What is the number of lines in these entries that include "glyph"? Write that number and no other text.
[start of EXERCISE DATA]
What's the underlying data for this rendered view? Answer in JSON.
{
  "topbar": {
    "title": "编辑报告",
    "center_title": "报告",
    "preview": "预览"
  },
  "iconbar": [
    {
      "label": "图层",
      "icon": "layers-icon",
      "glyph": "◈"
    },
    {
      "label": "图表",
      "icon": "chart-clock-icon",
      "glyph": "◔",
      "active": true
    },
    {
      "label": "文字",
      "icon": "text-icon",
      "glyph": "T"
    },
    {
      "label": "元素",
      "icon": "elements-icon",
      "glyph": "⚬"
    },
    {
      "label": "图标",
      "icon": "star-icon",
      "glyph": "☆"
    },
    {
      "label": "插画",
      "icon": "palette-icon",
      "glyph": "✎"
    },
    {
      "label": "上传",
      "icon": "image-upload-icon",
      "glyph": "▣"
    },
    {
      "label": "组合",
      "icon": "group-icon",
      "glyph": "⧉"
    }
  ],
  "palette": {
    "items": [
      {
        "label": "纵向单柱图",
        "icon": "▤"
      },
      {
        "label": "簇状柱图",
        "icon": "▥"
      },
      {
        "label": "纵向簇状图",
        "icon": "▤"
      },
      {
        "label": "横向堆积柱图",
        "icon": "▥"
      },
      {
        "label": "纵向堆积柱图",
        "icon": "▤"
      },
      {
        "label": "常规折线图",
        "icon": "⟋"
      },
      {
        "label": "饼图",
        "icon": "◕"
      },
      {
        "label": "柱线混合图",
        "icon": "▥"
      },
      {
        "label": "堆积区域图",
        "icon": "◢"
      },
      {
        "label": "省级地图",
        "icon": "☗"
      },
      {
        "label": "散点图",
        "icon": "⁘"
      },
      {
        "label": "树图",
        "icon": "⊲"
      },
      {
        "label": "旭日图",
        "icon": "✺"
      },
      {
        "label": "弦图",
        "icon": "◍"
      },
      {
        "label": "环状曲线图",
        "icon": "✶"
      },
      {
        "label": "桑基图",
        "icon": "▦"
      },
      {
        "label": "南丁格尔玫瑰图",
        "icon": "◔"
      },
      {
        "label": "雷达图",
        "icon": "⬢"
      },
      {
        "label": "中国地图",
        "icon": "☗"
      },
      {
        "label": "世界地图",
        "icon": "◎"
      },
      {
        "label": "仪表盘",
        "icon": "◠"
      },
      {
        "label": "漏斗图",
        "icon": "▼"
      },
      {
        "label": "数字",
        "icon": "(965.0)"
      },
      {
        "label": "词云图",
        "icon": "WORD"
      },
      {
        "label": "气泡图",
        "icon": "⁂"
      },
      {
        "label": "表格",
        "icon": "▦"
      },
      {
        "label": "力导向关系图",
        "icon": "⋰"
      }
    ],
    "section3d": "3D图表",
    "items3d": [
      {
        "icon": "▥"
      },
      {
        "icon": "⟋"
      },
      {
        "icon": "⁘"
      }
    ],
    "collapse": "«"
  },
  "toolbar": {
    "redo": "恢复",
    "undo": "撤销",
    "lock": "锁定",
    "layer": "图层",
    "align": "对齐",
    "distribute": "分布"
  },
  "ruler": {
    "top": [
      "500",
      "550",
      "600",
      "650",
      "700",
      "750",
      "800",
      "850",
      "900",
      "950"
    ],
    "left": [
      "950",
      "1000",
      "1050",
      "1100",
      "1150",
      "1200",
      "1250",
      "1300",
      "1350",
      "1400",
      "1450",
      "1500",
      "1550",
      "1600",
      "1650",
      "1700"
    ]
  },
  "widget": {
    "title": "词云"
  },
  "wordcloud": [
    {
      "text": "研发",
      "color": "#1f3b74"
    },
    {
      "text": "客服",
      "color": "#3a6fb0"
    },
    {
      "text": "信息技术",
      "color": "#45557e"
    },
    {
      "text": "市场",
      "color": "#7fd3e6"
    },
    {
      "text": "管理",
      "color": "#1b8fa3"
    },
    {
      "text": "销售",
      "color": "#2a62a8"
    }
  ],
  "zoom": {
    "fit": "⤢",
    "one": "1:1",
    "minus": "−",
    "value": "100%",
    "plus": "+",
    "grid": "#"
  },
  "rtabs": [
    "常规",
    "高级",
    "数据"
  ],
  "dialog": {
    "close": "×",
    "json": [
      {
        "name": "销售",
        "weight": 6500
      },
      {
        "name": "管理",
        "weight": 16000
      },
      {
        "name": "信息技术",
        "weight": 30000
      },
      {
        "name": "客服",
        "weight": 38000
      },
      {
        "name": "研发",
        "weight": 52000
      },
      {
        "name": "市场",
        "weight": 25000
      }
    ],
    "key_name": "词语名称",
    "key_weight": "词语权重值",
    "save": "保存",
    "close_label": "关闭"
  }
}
[end of EXERCISE DATA]
SOLUTION TO THIS PROBLEM: 8